PROVIDED RECORDS:
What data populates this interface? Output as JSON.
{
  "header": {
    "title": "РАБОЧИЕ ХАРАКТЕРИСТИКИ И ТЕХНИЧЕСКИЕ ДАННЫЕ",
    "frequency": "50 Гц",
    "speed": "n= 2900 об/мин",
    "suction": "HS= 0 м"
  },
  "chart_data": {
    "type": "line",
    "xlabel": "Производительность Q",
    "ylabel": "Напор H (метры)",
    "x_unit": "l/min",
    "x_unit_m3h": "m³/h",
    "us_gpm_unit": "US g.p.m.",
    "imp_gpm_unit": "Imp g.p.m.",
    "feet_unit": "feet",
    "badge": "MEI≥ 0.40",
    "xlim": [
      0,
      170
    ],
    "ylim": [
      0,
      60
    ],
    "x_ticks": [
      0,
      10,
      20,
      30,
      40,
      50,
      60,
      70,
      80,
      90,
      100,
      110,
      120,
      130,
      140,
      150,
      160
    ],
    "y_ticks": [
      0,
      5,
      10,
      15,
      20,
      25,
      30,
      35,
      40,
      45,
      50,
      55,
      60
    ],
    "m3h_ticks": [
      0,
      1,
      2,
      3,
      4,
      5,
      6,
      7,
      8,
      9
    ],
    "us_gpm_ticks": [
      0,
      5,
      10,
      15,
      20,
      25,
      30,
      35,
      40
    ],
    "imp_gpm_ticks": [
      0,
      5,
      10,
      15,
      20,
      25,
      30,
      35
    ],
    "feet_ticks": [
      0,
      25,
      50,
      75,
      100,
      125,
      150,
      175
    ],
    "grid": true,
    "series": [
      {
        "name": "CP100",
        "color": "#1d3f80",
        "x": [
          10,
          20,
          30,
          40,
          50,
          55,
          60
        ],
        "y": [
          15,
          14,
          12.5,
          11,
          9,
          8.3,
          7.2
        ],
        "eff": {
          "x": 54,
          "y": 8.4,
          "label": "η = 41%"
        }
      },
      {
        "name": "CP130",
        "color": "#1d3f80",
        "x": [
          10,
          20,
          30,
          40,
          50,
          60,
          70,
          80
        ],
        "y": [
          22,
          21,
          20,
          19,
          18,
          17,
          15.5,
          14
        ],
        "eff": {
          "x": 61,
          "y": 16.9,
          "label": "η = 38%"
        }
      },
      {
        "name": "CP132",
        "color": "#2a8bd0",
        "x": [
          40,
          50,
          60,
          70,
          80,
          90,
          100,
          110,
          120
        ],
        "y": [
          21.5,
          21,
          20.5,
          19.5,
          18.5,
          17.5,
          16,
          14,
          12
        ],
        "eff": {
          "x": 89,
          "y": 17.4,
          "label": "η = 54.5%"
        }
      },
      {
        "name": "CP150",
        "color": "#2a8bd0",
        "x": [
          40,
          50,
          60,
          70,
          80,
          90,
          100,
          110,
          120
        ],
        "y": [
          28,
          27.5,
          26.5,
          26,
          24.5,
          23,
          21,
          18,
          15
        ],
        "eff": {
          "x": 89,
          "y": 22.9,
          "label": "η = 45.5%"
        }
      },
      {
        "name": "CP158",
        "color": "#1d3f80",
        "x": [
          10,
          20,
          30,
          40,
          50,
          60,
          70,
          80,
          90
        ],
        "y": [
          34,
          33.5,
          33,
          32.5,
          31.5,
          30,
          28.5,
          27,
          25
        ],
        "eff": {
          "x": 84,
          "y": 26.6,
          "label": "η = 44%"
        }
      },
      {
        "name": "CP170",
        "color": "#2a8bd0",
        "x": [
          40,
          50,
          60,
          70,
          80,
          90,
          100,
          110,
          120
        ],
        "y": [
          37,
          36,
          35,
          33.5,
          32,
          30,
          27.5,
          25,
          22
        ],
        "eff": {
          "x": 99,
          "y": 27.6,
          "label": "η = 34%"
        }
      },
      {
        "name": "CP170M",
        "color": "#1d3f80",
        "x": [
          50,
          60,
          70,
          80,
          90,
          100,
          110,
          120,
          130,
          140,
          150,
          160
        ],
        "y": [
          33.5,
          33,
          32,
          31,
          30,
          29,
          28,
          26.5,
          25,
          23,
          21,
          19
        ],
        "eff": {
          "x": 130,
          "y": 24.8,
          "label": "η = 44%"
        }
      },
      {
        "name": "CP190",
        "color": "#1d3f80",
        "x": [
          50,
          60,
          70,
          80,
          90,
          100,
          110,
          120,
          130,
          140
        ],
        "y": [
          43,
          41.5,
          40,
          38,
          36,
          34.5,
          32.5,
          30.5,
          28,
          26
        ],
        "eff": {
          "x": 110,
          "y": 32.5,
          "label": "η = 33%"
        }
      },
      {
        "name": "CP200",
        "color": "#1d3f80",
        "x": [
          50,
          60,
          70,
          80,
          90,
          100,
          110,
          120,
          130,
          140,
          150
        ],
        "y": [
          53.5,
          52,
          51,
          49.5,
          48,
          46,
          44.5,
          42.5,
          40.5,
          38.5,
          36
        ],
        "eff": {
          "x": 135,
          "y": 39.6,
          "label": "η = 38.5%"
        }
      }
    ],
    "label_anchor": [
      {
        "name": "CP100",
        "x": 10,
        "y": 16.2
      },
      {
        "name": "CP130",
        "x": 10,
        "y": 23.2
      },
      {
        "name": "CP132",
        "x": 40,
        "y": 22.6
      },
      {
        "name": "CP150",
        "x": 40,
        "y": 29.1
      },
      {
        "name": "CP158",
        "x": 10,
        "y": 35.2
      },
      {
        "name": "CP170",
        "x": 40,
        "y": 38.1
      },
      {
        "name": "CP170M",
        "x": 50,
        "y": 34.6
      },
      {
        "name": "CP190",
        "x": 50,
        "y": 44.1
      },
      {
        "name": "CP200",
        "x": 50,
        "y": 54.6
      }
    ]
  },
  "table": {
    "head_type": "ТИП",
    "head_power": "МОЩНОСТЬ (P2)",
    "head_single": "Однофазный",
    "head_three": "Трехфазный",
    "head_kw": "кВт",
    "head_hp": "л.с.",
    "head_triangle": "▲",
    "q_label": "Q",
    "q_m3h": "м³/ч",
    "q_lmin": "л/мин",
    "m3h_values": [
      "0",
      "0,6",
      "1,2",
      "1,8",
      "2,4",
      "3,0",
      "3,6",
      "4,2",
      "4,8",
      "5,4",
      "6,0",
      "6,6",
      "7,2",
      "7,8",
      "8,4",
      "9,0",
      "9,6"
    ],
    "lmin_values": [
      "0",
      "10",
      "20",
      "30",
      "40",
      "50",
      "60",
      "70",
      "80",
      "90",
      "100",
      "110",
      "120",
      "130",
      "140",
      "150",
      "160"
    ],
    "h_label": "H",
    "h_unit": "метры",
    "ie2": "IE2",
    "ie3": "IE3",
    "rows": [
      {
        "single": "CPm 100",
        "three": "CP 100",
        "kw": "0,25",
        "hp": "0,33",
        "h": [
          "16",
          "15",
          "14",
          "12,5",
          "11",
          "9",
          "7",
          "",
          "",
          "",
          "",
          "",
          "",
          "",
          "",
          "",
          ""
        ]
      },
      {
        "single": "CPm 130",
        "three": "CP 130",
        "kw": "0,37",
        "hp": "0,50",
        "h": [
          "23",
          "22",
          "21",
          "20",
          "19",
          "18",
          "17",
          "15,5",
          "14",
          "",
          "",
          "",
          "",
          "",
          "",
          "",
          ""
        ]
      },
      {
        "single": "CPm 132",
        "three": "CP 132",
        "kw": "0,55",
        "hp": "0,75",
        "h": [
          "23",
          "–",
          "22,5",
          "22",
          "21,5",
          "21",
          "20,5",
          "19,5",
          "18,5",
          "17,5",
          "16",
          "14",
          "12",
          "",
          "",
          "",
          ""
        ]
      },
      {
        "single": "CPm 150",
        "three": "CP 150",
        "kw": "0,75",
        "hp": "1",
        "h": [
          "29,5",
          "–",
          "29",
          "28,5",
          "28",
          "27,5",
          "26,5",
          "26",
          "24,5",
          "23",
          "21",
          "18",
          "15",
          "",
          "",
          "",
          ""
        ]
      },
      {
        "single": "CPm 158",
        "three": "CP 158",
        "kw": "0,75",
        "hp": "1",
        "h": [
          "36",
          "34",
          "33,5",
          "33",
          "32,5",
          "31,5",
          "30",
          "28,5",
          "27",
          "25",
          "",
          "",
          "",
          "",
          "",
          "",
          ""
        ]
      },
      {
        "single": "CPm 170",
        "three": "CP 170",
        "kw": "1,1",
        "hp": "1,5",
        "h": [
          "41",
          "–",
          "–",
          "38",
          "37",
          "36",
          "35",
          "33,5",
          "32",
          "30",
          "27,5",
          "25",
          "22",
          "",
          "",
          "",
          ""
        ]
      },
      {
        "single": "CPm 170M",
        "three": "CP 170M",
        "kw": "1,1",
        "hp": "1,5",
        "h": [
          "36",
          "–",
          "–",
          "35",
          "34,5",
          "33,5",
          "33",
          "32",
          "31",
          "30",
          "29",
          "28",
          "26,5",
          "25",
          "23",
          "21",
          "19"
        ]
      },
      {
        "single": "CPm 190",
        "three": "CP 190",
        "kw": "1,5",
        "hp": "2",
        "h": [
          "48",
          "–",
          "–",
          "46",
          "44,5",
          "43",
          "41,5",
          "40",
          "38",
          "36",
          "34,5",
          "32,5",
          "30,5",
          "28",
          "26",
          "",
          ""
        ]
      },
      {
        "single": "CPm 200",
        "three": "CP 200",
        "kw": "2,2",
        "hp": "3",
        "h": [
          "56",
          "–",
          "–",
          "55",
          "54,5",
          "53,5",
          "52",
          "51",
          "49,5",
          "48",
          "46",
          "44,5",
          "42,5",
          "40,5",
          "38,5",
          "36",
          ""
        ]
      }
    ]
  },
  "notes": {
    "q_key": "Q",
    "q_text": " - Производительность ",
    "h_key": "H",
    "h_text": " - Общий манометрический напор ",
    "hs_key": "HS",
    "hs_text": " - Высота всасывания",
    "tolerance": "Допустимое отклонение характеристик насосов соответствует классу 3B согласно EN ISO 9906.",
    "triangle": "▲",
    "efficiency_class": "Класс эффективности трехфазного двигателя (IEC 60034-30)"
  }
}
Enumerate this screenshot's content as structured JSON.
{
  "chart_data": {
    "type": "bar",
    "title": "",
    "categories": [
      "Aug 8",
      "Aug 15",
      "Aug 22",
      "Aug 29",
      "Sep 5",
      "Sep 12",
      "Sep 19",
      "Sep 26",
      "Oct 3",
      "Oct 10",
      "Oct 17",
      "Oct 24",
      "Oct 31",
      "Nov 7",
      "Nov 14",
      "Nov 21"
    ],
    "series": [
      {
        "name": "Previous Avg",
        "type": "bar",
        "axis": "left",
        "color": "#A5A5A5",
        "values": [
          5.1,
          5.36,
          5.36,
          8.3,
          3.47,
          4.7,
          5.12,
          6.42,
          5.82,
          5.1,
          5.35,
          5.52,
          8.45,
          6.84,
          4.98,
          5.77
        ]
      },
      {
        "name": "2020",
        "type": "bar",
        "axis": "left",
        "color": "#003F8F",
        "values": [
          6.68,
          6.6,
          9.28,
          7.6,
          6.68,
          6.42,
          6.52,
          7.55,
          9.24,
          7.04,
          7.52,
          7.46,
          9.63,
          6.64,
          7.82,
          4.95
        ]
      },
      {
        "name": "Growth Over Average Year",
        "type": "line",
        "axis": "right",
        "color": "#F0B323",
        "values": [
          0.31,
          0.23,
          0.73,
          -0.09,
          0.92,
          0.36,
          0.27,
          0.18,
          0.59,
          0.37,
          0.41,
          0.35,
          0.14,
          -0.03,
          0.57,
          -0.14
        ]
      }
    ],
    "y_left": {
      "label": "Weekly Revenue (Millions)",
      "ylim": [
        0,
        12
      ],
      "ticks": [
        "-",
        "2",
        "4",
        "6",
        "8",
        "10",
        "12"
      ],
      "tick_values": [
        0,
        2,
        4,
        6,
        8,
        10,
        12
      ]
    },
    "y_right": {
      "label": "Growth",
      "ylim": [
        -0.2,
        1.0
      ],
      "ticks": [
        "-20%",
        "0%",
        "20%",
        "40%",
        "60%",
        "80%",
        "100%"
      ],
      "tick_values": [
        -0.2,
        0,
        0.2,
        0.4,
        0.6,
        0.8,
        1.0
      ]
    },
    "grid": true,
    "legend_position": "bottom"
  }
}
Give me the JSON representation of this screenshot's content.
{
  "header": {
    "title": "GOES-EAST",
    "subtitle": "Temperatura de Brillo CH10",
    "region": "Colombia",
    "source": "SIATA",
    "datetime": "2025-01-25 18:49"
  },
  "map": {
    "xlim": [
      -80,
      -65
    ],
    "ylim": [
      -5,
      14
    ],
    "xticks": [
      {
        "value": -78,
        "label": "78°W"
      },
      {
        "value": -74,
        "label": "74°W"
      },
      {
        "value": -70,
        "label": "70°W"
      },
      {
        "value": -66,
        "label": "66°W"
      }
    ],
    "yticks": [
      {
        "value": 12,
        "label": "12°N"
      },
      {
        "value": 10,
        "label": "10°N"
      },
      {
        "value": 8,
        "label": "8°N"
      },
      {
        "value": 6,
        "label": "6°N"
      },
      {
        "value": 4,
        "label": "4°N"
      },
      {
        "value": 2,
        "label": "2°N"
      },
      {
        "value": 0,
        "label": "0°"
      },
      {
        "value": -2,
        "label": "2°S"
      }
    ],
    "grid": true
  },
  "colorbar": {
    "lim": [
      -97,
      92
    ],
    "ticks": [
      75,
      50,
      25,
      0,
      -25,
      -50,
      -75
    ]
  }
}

SET EXERCISE: Pick out every line above that contains the word "content" and copy it.

WORKED SOLUTION:
Enumerate this screenshot's content as structured JSON.
Give me the JSON representation of this screenshot's content.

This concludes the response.